▶ [Your objective]: Work out how many lines hold the string "المؤمنين". Give that number and nothing more.

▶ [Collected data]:
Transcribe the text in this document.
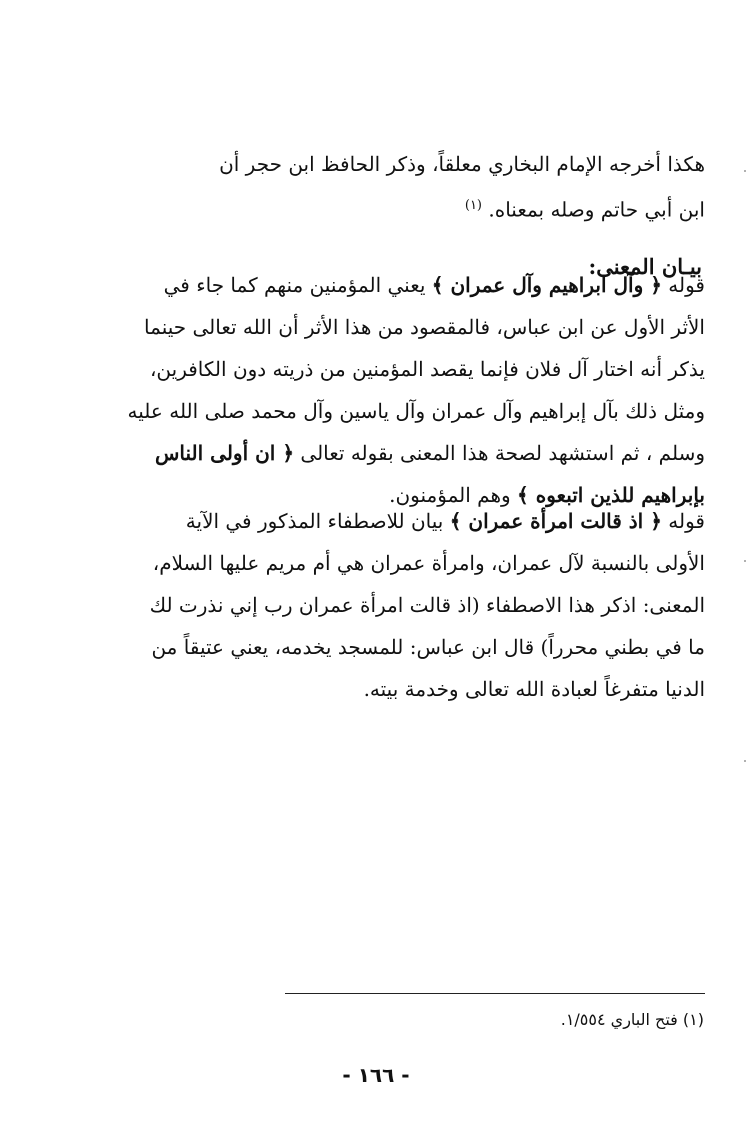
هكذا أخرجه الإمام البخاري معلقاً، وذكر الحافظ ابن حجر أن
ابن أبي حاتم وصله بمعناه. $^{(١)}$
بيـان المعنى:
قوله ﴿ وآل ابراهيم وآل عمران ﴾ يعني المؤمنين منهم كما جاء في
الأثر الأول عن ابن عباس، فالمقصود من هذا الأثر أن الله تعالى حينما
يذكر أنه اختار آل فلان فإنما يقصد المؤمنين من ذريته دون الكافرين،
ومثل ذلك بآل إبراهيم وآل عمران وآل ياسين وآل محمد صلى الله عليه
وسلم ، ثم استشهد لصحة هذا المعنى بقوله تعالى ﴿ ان أولى الناس
بإبراهيم للذين اتبعوه ﴾ وهم المؤمنون.
قوله ﴿ اذ قالت امرأة عمران ﴾ بيان للاصطفاء المذكور في الآية
الأولى بالنسبة لآل عمران، وامرأة عمران هي أم مريم عليها السلام،
المعنى: اذكر هذا الاصطفاء (اذ قالت امرأة عمران رب إني نذرت لك
ما في بطني محرراً) قال ابن عباس: للمسجد يخدمه، يعني عتيقاً من
الدنيا متفرغاً لعبادة الله تعالى وخدمة بيته.
(١) فتح الباري ١/٥٥٤.
- ١٦٦ -
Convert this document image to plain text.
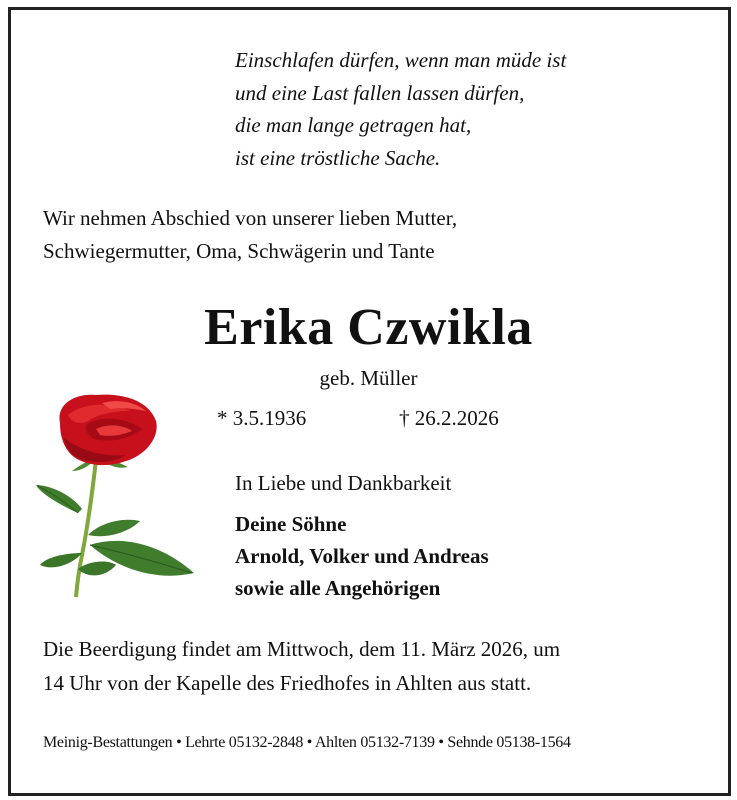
Einschlafen dürfen, wenn man müde ist
und eine Last fallen lassen dürfen,
die man lange getragen hat,
ist eine tröstliche Sache.
Wir nehmen Abschied von unserer lieben Mutter,
Schwiegermutter, Oma, Schwägerin und Tante
Erika Czwikla
geb. Müller
* 3.5.1936	† 26.2.2026
In Liebe und Dankbarkeit
Deine Söhne
Arnold, Volker und Andreas
sowie alle Angehörigen
Die Beerdigung findet am Mittwoch, dem 11. März 2026, um
14 Uhr von der Kapelle des Friedhofes in Ahlten aus statt.
Meinig-Bestattungen • Lehrte 05132-2848 • Ahlten 05132-7139 • Sehnde 05138-1564
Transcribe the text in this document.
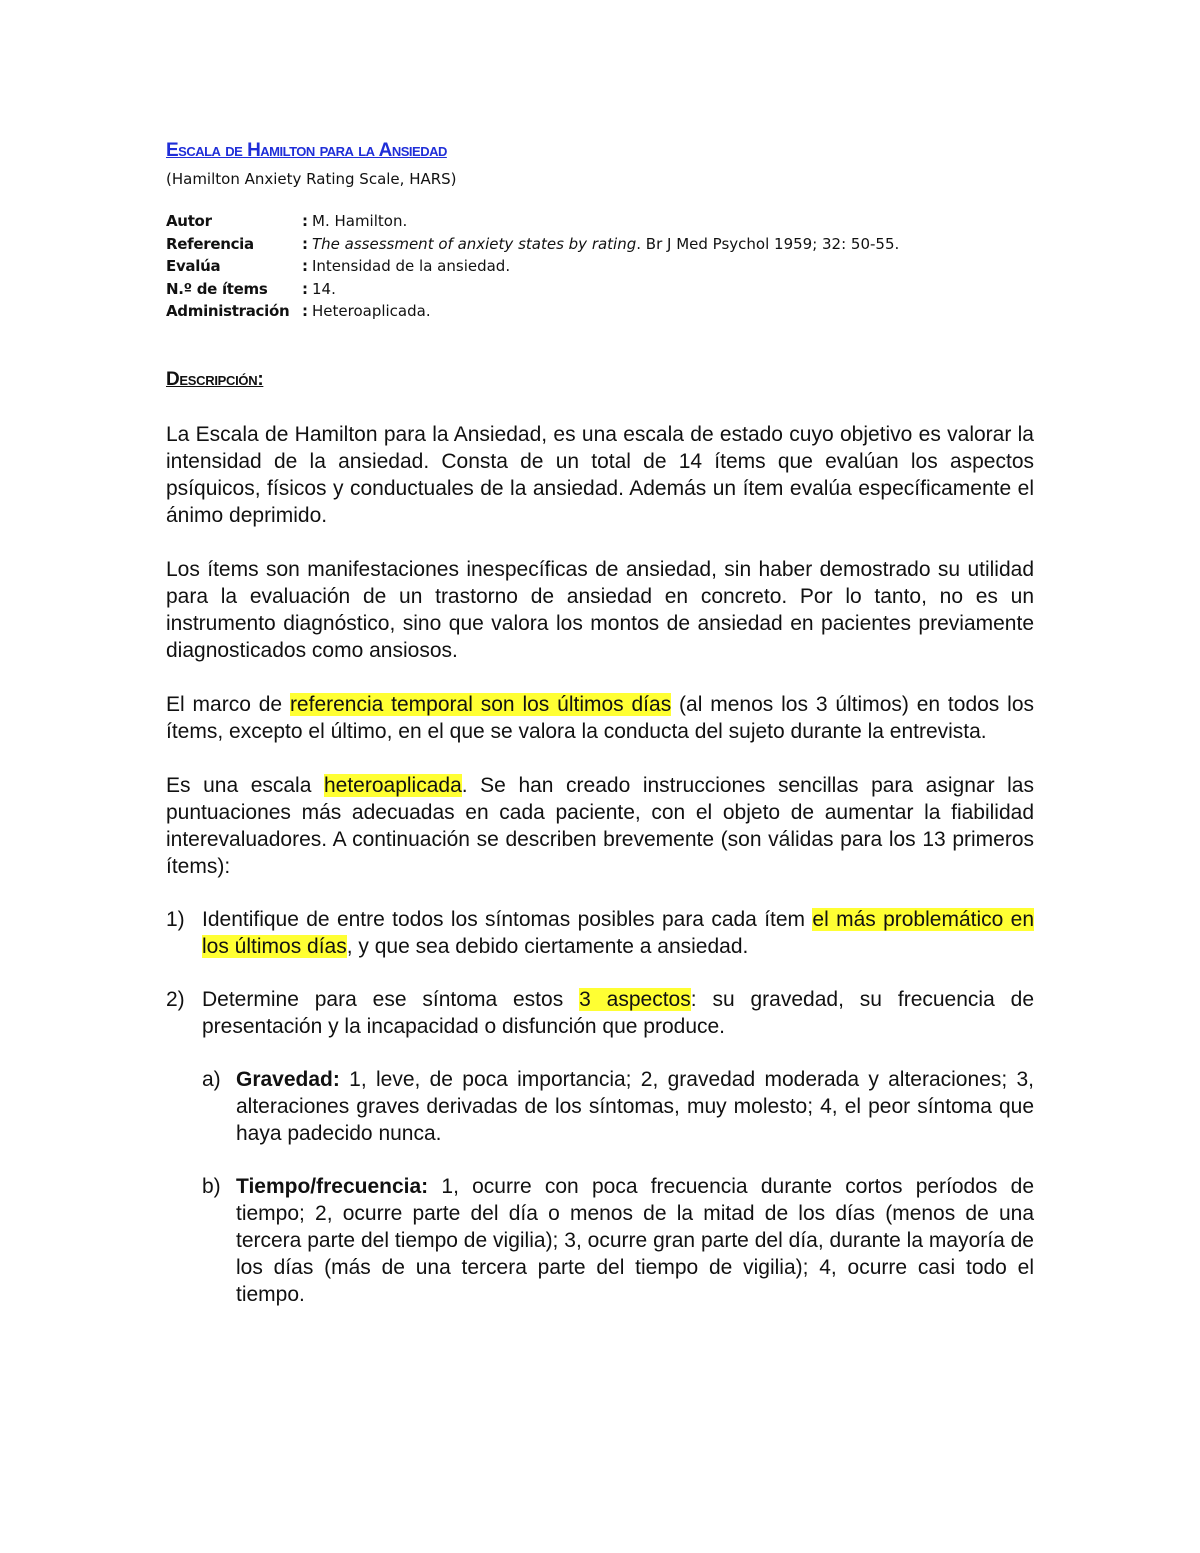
Escala de Hamilton para la Ansiedad
(Hamilton Anxiety Rating Scale, HARS)
Autor	: M. Hamilton.
Referencia	: The assessment of anxiety states by rating. Br J Med Psychol 1959; 32: 50-55.
Evalúa	: Intensidad de la ansiedad.
N.º de ítems	: 14.
Administración : Heteroaplicada.
Descripción:

La Escala de Hamilton para la Ansiedad, es una escala de estado cuyo objetivo es valorar la intensidad de la ansiedad. Consta de un total de 14 ítems que evalúan los aspectos psíquicos, físicos y conductuales de la ansiedad. Además un ítem evalúa específicamente el ánimo deprimido.

Los ítems son manifestaciones inespecíficas de ansiedad, sin haber demostrado su utilidad para la evaluación de un trastorno de ansiedad en concreto. Por lo tanto, no es un instrumento diagnóstico, sino que valora los montos de ansiedad en pacientes previamente diagnosticados como ansiosos.

El marco de referencia temporal son los últimos días (al menos los 3 últimos) en todos los ítems, excepto el último, en el que se valora la conducta del sujeto durante la entrevista.

Es una escala heteroaplicada. Se han creado instrucciones sencillas para asignar las puntuaciones más adecuadas en cada paciente, con el objeto de aumentar la fiabilidad interevaluadores. A continuación se describen brevemente (son válidas para los 13 primeros ítems):

1) Identifique de entre todos los síntomas posibles para cada ítem el más problemático en los últimos días, y que sea debido ciertamente a ansiedad.
2) Determine para ese síntoma estos 3 aspectos: su gravedad, su frecuencia de presentación y la incapacidad o disfunción que produce.
a) Gravedad: 1, leve, de poca importancia; 2, gravedad moderada y alteraciones; 3, alteraciones graves derivadas de los síntomas, muy molesto; 4, el peor síntoma que haya padecido nunca.
b) Tiempo/frecuencia: 1, ocurre con poca frecuencia durante cortos períodos de tiempo; 2, ocurre parte del día o menos de la mitad de los días (menos de una tercera parte del tiempo de vigilia); 3, ocurre gran parte del día, durante la mayoría de los días (más de una tercera parte del tiempo de vigilia); 4, ocurre casi todo el tiempo.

▶ [Reply]: 2